Written request => Look below. Copy each line that has "default" in it.

Start

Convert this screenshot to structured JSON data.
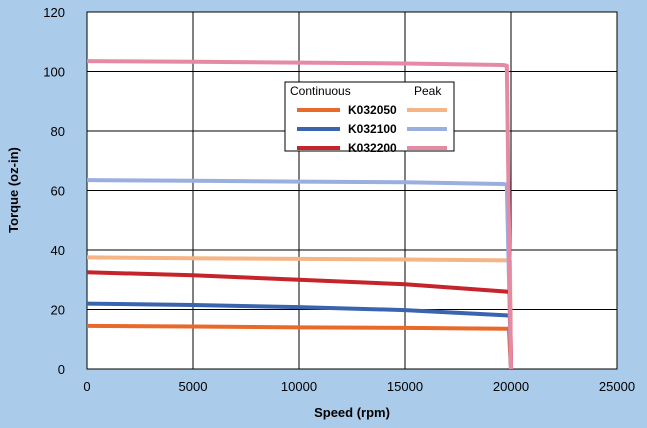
{
  "chart_data": {
    "type": "line",
    "xlabel": "Speed (rpm)",
    "ylabel": "Torque (oz-in)",
    "xlim": [
      0,
      25000
    ],
    "ylim": [
      0,
      120
    ],
    "xticks": [
      0,
      5000,
      10000,
      15000,
      20000,
      25000
    ],
    "yticks": [
      0,
      20,
      40,
      60,
      80,
      100,
      120
    ],
    "grid": true,
    "legend": {
      "placement": "top-center",
      "header_left": "Continuous",
      "header_right": "Peak"
    },
    "series": [
      {
        "name": "K032050",
        "kind": "Continuous",
        "color": "#e8692a",
        "points": [
          [
            0,
            14.5
          ],
          [
            5000,
            14.3
          ],
          [
            10000,
            14.0
          ],
          [
            15000,
            13.8
          ],
          [
            19800,
            13.5
          ],
          [
            19900,
            13.5
          ],
          [
            20000,
            0
          ]
        ]
      },
      {
        "name": "K032050",
        "kind": "Peak",
        "color": "#f6b586",
        "points": [
          [
            0,
            37.5
          ],
          [
            5000,
            37.2
          ],
          [
            10000,
            37.0
          ],
          [
            15000,
            36.8
          ],
          [
            19800,
            36.5
          ],
          [
            19950,
            36.3
          ],
          [
            20000,
            0
          ]
        ]
      },
      {
        "name": "K032100",
        "kind": "Continuous",
        "color": "#3a64ad",
        "points": [
          [
            0,
            22.0
          ],
          [
            5000,
            21.5
          ],
          [
            10000,
            20.8
          ],
          [
            15000,
            19.8
          ],
          [
            19800,
            18.0
          ],
          [
            19950,
            17.8
          ],
          [
            20000,
            0
          ]
        ]
      },
      {
        "name": "K032100",
        "kind": "Peak",
        "color": "#9aaee0",
        "points": [
          [
            0,
            63.5
          ],
          [
            5000,
            63.3
          ],
          [
            10000,
            63.0
          ],
          [
            15000,
            62.8
          ],
          [
            19600,
            62.2
          ],
          [
            19800,
            62.0
          ],
          [
            20000,
            0
          ]
        ]
      },
      {
        "name": "K032200",
        "kind": "Continuous",
        "color": "#c5242a",
        "points": [
          [
            0,
            32.5
          ],
          [
            5000,
            31.5
          ],
          [
            10000,
            30.0
          ],
          [
            15000,
            28.5
          ],
          [
            19800,
            26.0
          ],
          [
            19950,
            25.8
          ],
          [
            20000,
            0
          ]
        ]
      },
      {
        "name": "K032200",
        "kind": "Peak",
        "color": "#e48aa5",
        "points": [
          [
            0,
            103.5
          ],
          [
            5000,
            103.3
          ],
          [
            10000,
            103.0
          ],
          [
            15000,
            102.7
          ],
          [
            19600,
            102.2
          ],
          [
            19800,
            102.0
          ],
          [
            20000,
            0
          ]
        ]
      }
    ]
  }
}
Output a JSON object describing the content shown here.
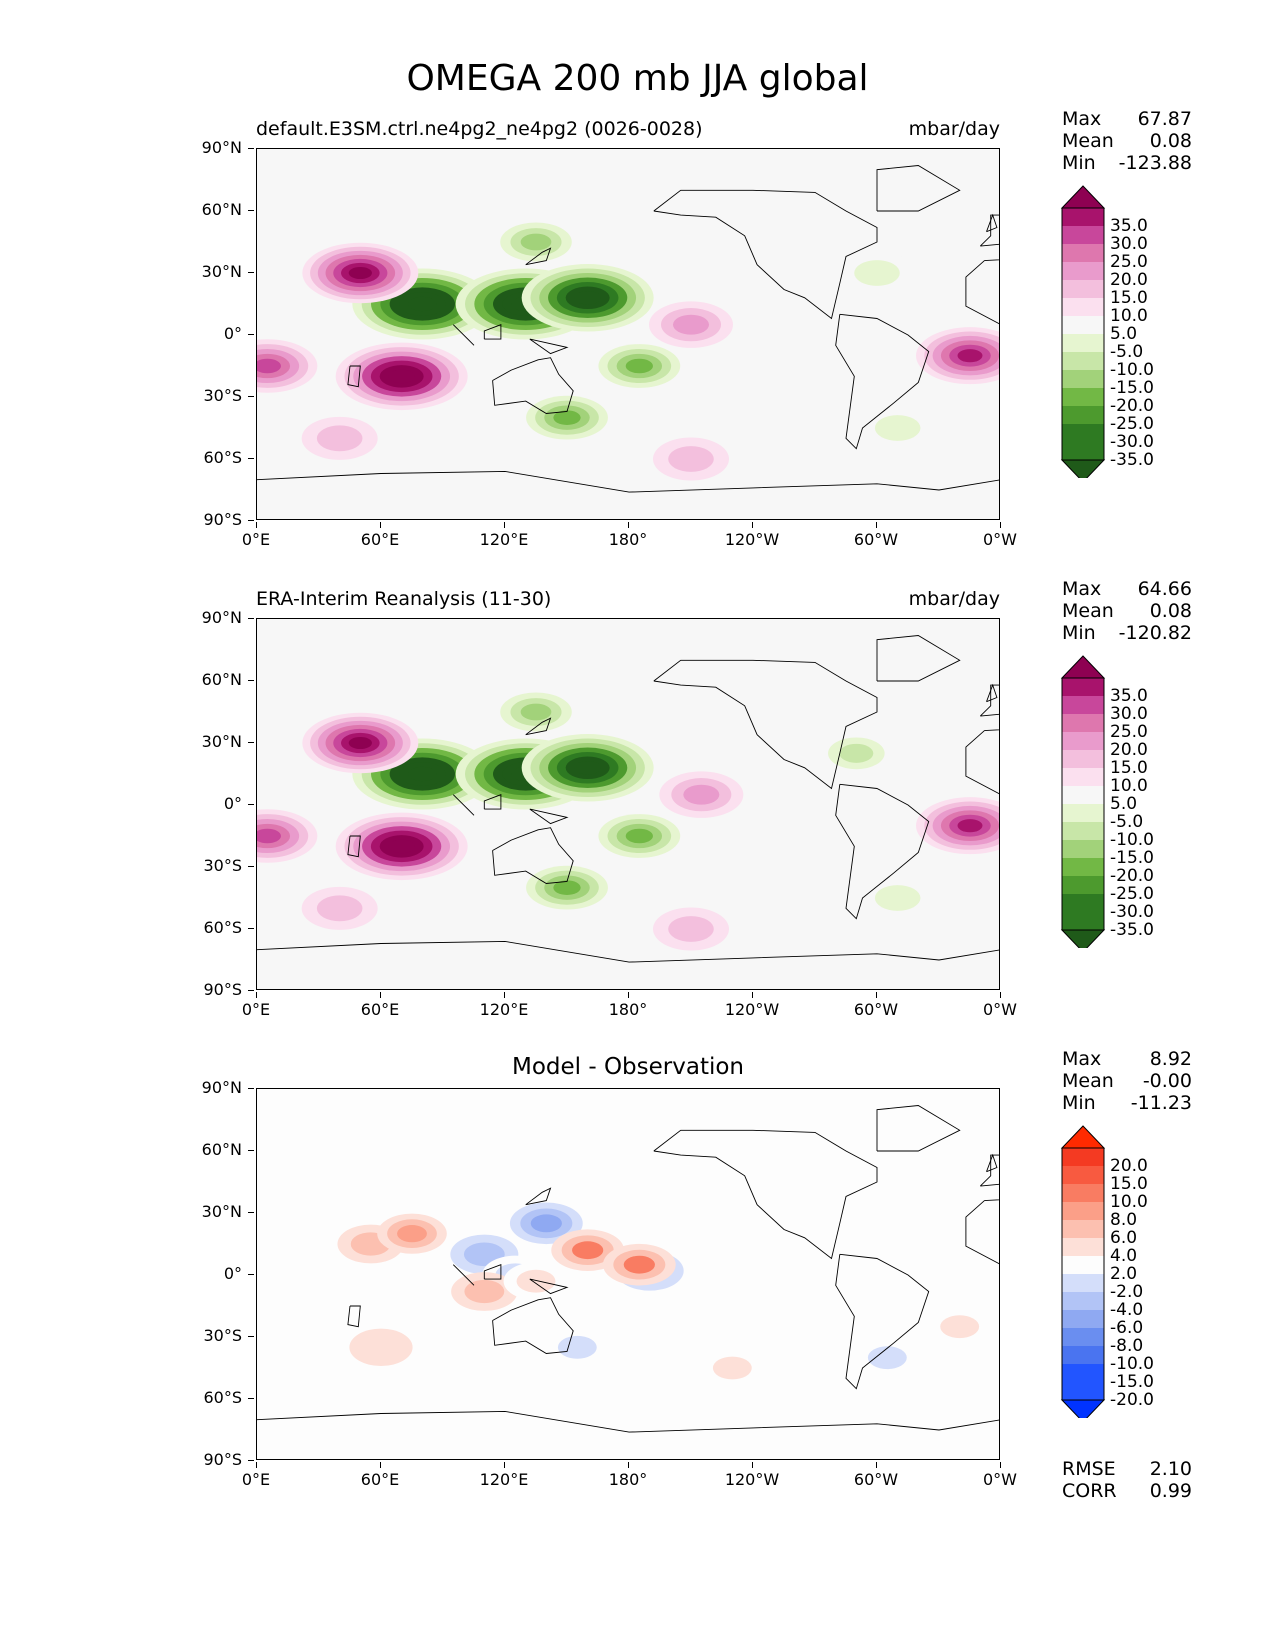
{
  "title": "OMEGA 200 mb JJA global",
  "lat_labels": [
    "90°N",
    "60°N",
    "30°N",
    "0°",
    "30°S",
    "60°S",
    "90°S"
  ],
  "lon_labels": [
    "0°E",
    "60°E",
    "120°E",
    "180°",
    "120°W",
    "60°W",
    "0°W"
  ],
  "colors": {
    "field_palette": [
      "#1f5a19",
      "#2e7a22",
      "#4d9a2e",
      "#72b845",
      "#a2d27a",
      "#c8e6a8",
      "#e6f5d0",
      "#f7f7f7",
      "#fbe0ef",
      "#f3bfdd",
      "#e99bcc",
      "#de77ae",
      "#c8479b",
      "#a8136c",
      "#8e0152"
    ],
    "diff_palette": [
      "#0033ff",
      "#2255ff",
      "#4a74f0",
      "#6a8ef0",
      "#8fa9f2",
      "#b2c4f6",
      "#d4defa",
      "#fdfdfd",
      "#fde0d8",
      "#fcc0b0",
      "#fb9f88",
      "#f97c62",
      "#f85a40",
      "#f43a22",
      "#ff2a00"
    ],
    "coastline": "#000000"
  },
  "panels": [
    {
      "left_title": "default.E3SM.ctrl.ne4pg2_ne4pg2 (0026-0028)",
      "right_title": "mbar/day",
      "stats": [
        {
          "label": "Max",
          "value": "67.87"
        },
        {
          "label": "Mean",
          "value": "0.08"
        },
        {
          "label": "Min",
          "value": "-123.88"
        }
      ],
      "colorbar_labels": [
        "35.0",
        "30.0",
        "25.0",
        "20.0",
        "15.0",
        "10.0",
        "5.0",
        "-5.0",
        "-10.0",
        "-15.0",
        "-20.0",
        "-25.0",
        "-30.0",
        "-35.0"
      ]
    },
    {
      "left_title": "ERA-Interim Reanalysis (11-30)",
      "right_title": "mbar/day",
      "stats": [
        {
          "label": "Max",
          "value": "64.66"
        },
        {
          "label": "Mean",
          "value": "0.08"
        },
        {
          "label": "Min",
          "value": "-120.82"
        }
      ],
      "colorbar_labels": [
        "35.0",
        "30.0",
        "25.0",
        "20.0",
        "15.0",
        "10.0",
        "5.0",
        "-5.0",
        "-10.0",
        "-15.0",
        "-20.0",
        "-25.0",
        "-30.0",
        "-35.0"
      ]
    },
    {
      "center_title": "Model - Observation",
      "stats": [
        {
          "label": "Max",
          "value": "8.92"
        },
        {
          "label": "Mean",
          "value": "-0.00"
        },
        {
          "label": "Min",
          "value": "-11.23"
        }
      ],
      "bottom_stats": [
        {
          "label": "RMSE",
          "value": "2.10"
        },
        {
          "label": "CORR",
          "value": "0.99"
        }
      ],
      "colorbar_labels": [
        "20.0",
        "15.0",
        "10.0",
        "8.0",
        "6.0",
        "4.0",
        "2.0",
        "-2.0",
        "-4.0",
        "-6.0",
        "-8.0",
        "-10.0",
        "-15.0",
        "-20.0"
      ]
    }
  ],
  "chart_data": [
    {
      "type": "heatmap",
      "title": "default.E3SM.ctrl.ne4pg2_ne4pg2 (0026-0028)",
      "units": "mbar/day",
      "x_range": [
        0,
        360
      ],
      "y_range": [
        -90,
        90
      ],
      "levels": [
        -35,
        -30,
        -25,
        -20,
        -15,
        -10,
        -5,
        5,
        10,
        15,
        20,
        25,
        30,
        35
      ],
      "features": [
        {
          "lon": 80,
          "lat": 15,
          "value": -50
        },
        {
          "lon": 130,
          "lat": 15,
          "value": -50
        },
        {
          "lon": 160,
          "lat": 18,
          "value": -45
        },
        {
          "lon": 135,
          "lat": 45,
          "value": -20
        },
        {
          "lon": 185,
          "lat": -15,
          "value": -25
        },
        {
          "lon": 150,
          "lat": -40,
          "value": -25
        },
        {
          "lon": 310,
          "lat": -45,
          "value": -10
        },
        {
          "lon": 300,
          "lat": 30,
          "value": -10
        },
        {
          "lon": 50,
          "lat": 30,
          "value": 35
        },
        {
          "lon": 70,
          "lat": -20,
          "value": 45
        },
        {
          "lon": 5,
          "lat": -15,
          "value": 25
        },
        {
          "lon": 345,
          "lat": -10,
          "value": 30
        },
        {
          "lon": 210,
          "lat": 5,
          "value": 15
        },
        {
          "lon": 210,
          "lat": -60,
          "value": 10
        },
        {
          "lon": 40,
          "lat": -50,
          "value": 10
        }
      ]
    },
    {
      "type": "heatmap",
      "title": "ERA-Interim Reanalysis (11-30)",
      "units": "mbar/day",
      "x_range": [
        0,
        360
      ],
      "y_range": [
        -90,
        90
      ],
      "levels": [
        -35,
        -30,
        -25,
        -20,
        -15,
        -10,
        -5,
        5,
        10,
        15,
        20,
        25,
        30,
        35
      ],
      "features": [
        {
          "lon": 80,
          "lat": 15,
          "value": -50
        },
        {
          "lon": 130,
          "lat": 15,
          "value": -50
        },
        {
          "lon": 160,
          "lat": 18,
          "value": -45
        },
        {
          "lon": 135,
          "lat": 45,
          "value": -20
        },
        {
          "lon": 185,
          "lat": -15,
          "value": -25
        },
        {
          "lon": 150,
          "lat": -40,
          "value": -25
        },
        {
          "lon": 310,
          "lat": -45,
          "value": -10
        },
        {
          "lon": 290,
          "lat": 25,
          "value": -12
        },
        {
          "lon": 50,
          "lat": 30,
          "value": 35
        },
        {
          "lon": 70,
          "lat": -20,
          "value": 45
        },
        {
          "lon": 5,
          "lat": -15,
          "value": 25
        },
        {
          "lon": 345,
          "lat": -10,
          "value": 30
        },
        {
          "lon": 215,
          "lat": 5,
          "value": 15
        },
        {
          "lon": 210,
          "lat": -60,
          "value": 10
        },
        {
          "lon": 40,
          "lat": -50,
          "value": 10
        }
      ]
    },
    {
      "type": "heatmap",
      "title": "Model - Observation",
      "units": "mbar/day",
      "x_range": [
        0,
        360
      ],
      "y_range": [
        -90,
        90
      ],
      "levels": [
        -20,
        -15,
        -10,
        -8,
        -6,
        -4,
        -2,
        2,
        4,
        6,
        8,
        10,
        15,
        20
      ],
      "features": [
        {
          "lon": 140,
          "lat": 25,
          "value": -8
        },
        {
          "lon": 110,
          "lat": 10,
          "value": -5
        },
        {
          "lon": 125,
          "lat": 0,
          "value": -4
        },
        {
          "lon": 190,
          "lat": 2,
          "value": -5
        },
        {
          "lon": 155,
          "lat": -35,
          "value": -3
        },
        {
          "lon": 305,
          "lat": -40,
          "value": -3
        },
        {
          "lon": 25,
          "lat": 5,
          "value": -2
        },
        {
          "lon": 55,
          "lat": 15,
          "value": 4
        },
        {
          "lon": 75,
          "lat": 20,
          "value": 6
        },
        {
          "lon": 160,
          "lat": 12,
          "value": 8
        },
        {
          "lon": 185,
          "lat": 5,
          "value": 8
        },
        {
          "lon": 110,
          "lat": -8,
          "value": 4
        },
        {
          "lon": 135,
          "lat": -3,
          "value": 3
        },
        {
          "lon": 230,
          "lat": -45,
          "value": 3
        },
        {
          "lon": 60,
          "lat": -35,
          "value": 2
        },
        {
          "lon": 340,
          "lat": -25,
          "value": 3
        }
      ]
    }
  ]
}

End

Exercise result =>
      "left_title": "default.E3SM.ctrl.ne4pg2_ne4pg2 (0026-0028)",
      "title": "default.E3SM.ctrl.ne4pg2_ne4pg2 (0026-0028)",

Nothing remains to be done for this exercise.